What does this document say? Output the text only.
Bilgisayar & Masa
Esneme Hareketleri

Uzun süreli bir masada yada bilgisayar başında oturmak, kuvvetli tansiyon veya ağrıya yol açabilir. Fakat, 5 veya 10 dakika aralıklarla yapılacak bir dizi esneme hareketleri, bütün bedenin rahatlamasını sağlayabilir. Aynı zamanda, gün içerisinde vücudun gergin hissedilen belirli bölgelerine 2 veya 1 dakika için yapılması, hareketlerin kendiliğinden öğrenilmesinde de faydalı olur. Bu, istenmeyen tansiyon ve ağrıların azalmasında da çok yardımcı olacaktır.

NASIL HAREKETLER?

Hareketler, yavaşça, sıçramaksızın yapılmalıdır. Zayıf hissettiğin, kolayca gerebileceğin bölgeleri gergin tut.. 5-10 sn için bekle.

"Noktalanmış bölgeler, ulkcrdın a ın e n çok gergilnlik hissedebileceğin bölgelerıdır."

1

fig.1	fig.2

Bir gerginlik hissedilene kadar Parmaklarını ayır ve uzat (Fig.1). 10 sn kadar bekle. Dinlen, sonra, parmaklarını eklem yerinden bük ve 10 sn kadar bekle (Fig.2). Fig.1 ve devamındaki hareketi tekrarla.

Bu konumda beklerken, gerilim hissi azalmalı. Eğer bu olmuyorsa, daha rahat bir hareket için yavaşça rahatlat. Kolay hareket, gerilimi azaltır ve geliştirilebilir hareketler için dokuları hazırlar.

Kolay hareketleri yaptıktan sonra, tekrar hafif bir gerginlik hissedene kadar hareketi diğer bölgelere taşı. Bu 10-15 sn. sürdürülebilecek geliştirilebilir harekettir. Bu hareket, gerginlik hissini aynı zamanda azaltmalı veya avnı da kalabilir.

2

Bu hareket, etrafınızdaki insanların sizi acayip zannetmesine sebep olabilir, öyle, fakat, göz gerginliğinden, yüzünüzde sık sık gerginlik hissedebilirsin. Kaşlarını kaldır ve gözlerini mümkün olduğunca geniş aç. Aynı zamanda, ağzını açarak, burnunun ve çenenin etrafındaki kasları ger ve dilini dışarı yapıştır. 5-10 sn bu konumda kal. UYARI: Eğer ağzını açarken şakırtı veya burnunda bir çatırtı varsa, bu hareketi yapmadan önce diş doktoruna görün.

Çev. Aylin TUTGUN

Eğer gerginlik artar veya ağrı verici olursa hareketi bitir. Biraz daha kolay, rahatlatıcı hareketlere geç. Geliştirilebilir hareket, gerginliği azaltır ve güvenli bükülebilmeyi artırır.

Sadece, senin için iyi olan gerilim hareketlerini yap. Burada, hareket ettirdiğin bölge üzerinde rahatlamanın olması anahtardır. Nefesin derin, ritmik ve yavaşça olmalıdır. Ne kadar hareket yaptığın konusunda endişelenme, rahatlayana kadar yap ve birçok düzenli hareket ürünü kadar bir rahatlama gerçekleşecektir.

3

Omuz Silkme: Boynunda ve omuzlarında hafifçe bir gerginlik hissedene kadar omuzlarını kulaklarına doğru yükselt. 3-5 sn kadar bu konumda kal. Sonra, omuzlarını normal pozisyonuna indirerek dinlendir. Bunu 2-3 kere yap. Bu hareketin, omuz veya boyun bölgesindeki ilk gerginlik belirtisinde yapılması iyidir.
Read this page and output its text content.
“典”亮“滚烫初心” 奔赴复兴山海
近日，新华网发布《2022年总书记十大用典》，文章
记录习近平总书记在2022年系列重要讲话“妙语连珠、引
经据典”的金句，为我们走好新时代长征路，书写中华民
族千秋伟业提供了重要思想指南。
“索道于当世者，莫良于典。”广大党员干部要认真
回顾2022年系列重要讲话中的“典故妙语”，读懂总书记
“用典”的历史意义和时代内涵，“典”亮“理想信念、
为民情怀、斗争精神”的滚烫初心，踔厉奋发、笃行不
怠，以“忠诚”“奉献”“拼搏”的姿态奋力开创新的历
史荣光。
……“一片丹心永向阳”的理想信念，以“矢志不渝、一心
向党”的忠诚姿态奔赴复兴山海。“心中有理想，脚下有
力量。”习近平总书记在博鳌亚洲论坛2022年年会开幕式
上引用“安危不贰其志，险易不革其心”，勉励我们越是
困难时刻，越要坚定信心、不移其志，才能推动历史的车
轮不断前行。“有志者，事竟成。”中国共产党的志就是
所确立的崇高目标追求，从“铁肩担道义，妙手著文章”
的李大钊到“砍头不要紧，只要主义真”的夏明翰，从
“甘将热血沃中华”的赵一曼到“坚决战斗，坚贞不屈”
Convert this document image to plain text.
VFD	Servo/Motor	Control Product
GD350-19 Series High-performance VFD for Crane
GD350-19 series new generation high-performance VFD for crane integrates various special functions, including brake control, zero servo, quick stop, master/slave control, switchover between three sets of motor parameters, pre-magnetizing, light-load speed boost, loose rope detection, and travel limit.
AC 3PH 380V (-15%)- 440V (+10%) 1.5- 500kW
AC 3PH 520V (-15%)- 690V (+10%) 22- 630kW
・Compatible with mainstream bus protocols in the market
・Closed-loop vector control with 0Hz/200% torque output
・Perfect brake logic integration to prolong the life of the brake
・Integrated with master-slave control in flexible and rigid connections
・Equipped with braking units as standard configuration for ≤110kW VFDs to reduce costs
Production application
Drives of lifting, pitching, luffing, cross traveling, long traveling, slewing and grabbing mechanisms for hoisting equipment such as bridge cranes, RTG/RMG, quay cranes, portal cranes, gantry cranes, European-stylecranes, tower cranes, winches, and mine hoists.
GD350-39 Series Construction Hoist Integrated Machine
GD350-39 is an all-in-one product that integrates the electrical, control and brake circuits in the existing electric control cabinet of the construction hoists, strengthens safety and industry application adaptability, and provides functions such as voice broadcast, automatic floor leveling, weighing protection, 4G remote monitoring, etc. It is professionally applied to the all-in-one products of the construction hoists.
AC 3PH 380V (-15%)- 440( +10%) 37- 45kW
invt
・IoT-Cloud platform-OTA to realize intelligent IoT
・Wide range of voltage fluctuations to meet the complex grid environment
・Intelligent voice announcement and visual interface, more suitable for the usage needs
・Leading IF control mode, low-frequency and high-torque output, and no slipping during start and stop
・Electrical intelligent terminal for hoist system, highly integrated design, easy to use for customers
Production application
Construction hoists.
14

Task statement: In the records above, locate each line with the word "torque". Copy all such lines.

Finished answer:
・Closed-loop vector control with 0Hz/200% torque output
・Leading IF control mode, low-frequency and high-torque output, and no slipping during start and stop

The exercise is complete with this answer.